--- Begin ---
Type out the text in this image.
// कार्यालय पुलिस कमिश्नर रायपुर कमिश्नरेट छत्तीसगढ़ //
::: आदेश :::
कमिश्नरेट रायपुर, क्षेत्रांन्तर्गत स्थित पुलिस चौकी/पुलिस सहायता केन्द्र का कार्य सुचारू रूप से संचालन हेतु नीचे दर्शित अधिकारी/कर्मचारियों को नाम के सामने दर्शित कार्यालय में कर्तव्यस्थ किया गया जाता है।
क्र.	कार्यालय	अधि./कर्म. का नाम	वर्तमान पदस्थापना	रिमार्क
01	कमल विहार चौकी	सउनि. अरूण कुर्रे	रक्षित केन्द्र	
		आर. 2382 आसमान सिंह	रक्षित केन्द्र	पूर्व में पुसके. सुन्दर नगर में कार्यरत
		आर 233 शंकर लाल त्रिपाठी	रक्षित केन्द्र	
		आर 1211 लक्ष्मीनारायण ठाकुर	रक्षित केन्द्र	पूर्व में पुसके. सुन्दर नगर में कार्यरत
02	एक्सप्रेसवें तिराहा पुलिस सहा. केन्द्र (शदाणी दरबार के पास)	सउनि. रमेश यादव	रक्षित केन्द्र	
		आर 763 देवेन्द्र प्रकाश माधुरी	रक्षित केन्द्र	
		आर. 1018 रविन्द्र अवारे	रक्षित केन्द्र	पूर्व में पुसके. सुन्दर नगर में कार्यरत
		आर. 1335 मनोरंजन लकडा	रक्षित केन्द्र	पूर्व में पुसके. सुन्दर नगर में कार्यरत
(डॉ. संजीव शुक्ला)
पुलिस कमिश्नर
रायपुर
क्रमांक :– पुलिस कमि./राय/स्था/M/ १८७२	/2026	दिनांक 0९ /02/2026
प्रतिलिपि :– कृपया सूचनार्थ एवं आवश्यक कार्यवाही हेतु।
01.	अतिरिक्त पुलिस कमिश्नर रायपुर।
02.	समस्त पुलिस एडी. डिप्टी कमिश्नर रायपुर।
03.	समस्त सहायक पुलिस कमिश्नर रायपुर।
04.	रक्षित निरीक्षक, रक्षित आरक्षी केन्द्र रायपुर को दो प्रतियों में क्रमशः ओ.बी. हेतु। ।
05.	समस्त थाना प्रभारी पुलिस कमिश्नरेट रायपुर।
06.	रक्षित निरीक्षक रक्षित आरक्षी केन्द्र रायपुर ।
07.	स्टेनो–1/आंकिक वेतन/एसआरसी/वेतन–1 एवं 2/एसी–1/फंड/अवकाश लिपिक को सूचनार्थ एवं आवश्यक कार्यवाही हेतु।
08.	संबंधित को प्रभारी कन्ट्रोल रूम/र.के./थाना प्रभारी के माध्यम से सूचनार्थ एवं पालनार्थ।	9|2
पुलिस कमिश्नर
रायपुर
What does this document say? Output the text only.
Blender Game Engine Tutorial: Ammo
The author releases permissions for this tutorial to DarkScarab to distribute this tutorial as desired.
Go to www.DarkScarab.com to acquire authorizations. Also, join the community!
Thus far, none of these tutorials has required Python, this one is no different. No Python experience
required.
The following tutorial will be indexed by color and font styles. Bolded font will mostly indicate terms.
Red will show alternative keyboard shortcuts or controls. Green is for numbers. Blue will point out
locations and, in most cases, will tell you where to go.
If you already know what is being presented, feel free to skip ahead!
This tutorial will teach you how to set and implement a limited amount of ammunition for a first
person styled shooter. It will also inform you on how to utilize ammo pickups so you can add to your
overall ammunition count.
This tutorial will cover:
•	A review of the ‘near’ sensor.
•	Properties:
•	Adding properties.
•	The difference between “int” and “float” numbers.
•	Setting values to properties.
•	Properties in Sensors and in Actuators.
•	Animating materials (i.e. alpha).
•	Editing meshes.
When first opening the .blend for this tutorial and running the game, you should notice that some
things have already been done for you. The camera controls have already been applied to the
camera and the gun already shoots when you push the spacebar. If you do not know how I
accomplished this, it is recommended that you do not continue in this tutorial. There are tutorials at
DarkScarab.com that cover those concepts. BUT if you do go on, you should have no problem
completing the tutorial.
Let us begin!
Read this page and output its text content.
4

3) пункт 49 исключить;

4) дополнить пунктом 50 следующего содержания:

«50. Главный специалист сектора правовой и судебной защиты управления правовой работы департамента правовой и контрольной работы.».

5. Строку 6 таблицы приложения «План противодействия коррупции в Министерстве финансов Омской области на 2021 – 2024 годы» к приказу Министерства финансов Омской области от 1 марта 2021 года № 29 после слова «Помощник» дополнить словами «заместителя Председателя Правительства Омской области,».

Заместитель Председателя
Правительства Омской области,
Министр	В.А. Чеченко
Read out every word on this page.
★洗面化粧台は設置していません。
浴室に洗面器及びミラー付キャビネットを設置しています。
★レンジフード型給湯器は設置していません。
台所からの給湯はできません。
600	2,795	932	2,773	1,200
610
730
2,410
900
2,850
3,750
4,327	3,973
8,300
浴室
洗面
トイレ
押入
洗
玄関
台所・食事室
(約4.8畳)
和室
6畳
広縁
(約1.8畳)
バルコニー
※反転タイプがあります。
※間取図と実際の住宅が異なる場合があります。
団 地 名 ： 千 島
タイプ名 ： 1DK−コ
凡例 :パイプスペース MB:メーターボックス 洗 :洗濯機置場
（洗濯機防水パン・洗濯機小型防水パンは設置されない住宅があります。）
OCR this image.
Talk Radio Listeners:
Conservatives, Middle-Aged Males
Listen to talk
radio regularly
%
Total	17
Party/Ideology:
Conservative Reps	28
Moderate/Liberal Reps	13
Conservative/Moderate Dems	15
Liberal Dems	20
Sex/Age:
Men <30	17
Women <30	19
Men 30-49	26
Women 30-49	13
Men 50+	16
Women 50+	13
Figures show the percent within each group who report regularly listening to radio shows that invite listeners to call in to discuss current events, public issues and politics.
--- End ---
To be done:
Gather from the records above every line containing the string "Председателя".

Task response:
5. Строку 6 таблицы приложения «План противодействия коррупции в Министерстве финансов Омской области на 2021 – 2024 годы» к приказу Министерства финансов Омской области от 1 марта 2021 года № 29 после слова «Помощник» дополнить словами «заместителя Председателя Правительства Омской области,».
Заместитель Председателя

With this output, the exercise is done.